(Written instruction): Rewrite the lines below, changing every "spacer" to "gap" and leaving everything else untouched.

--- Start Source records ---

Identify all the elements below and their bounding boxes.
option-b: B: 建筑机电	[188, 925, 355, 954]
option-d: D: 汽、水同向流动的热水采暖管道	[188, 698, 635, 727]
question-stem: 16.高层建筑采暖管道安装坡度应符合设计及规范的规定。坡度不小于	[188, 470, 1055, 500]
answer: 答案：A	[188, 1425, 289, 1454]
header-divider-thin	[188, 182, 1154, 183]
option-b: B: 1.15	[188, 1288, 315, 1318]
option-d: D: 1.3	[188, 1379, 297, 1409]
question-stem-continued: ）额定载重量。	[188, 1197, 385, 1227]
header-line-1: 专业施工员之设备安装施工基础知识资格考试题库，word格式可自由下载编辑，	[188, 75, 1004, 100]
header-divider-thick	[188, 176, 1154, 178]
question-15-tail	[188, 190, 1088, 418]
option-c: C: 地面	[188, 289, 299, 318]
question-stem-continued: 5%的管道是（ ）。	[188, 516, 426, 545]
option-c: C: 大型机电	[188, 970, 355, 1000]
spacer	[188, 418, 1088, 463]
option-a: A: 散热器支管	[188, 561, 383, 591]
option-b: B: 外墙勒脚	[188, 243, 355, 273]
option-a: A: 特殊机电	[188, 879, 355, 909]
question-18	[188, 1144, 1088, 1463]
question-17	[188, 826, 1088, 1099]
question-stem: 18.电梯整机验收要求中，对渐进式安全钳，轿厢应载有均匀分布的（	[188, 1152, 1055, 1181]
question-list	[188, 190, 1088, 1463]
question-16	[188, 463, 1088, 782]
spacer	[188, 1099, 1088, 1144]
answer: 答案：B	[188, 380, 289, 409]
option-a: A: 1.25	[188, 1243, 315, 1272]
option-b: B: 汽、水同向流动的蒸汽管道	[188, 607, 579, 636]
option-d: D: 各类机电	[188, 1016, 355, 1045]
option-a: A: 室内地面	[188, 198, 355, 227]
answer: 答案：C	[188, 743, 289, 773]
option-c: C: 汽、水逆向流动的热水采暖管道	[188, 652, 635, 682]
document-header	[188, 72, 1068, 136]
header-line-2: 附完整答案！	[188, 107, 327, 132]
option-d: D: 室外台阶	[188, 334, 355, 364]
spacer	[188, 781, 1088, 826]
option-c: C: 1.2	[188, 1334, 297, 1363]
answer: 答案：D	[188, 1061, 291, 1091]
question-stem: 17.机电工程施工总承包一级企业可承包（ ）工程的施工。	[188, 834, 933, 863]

--- End Source records ---

(Problem solution):
Identify all the elements below and their bounding boxes.
option-b: B: 建筑机电	[188, 925, 355, 954]
option-d: D: 汽、水同向流动的热水采暖管道	[188, 698, 635, 727]
question-stem: 16.高层建筑采暖管道安装坡度应符合设计及规范的规定。坡度不小于	[188, 470, 1055, 500]
answer: 答案：A	[188, 1425, 289, 1454]
header-divider-thin	[188, 182, 1154, 183]
option-b: B: 1.15	[188, 1288, 315, 1318]
option-d: D: 1.3	[188, 1379, 297, 1409]
question-stem-continued: ）额定载重量。	[188, 1197, 385, 1227]
header-line-1: 专业施工员之设备安装施工基础知识资格考试题库，word格式可自由下载编辑，	[188, 75, 1004, 100]
header-divider-thick	[188, 176, 1154, 178]
question-15-tail	[188, 190, 1088, 418]
option-c: C: 地面	[188, 289, 299, 318]
question-stem-continued: 5%的管道是（ ）。	[188, 516, 426, 545]
option-c: C: 大型机电	[188, 970, 355, 1000]
gap	[188, 418, 1088, 463]
option-a: A: 散热器支管	[188, 561, 383, 591]
option-b: B: 外墙勒脚	[188, 243, 355, 273]
option-a: A: 特殊机电	[188, 879, 355, 909]
question-18	[188, 1144, 1088, 1463]
question-17	[188, 826, 1088, 1099]
question-stem: 18.电梯整机验收要求中，对渐进式安全钳，轿厢应载有均匀分布的（	[188, 1152, 1055, 1181]
question-list	[188, 190, 1088, 1463]
question-16	[188, 463, 1088, 782]
gap	[188, 1099, 1088, 1144]
answer: 答案：B	[188, 380, 289, 409]
option-a: A: 1.25	[188, 1243, 315, 1272]
option-b: B: 汽、水同向流动的蒸汽管道	[188, 607, 579, 636]
option-d: D: 各类机电	[188, 1016, 355, 1045]
option-a: A: 室内地面	[188, 198, 355, 227]
answer: 答案：C	[188, 743, 289, 773]
option-c: C: 汽、水逆向流动的热水采暖管道	[188, 652, 635, 682]
document-header	[188, 72, 1068, 136]
header-line-2: 附完整答案！	[188, 107, 327, 132]
option-d: D: 室外台阶	[188, 334, 355, 364]
gap	[188, 781, 1088, 826]
option-c: C: 1.2	[188, 1334, 297, 1363]
answer: 答案：D	[188, 1061, 291, 1091]
question-stem: 17.机电工程施工总承包一级企业可承包（ ）工程的施工。	[188, 834, 933, 863]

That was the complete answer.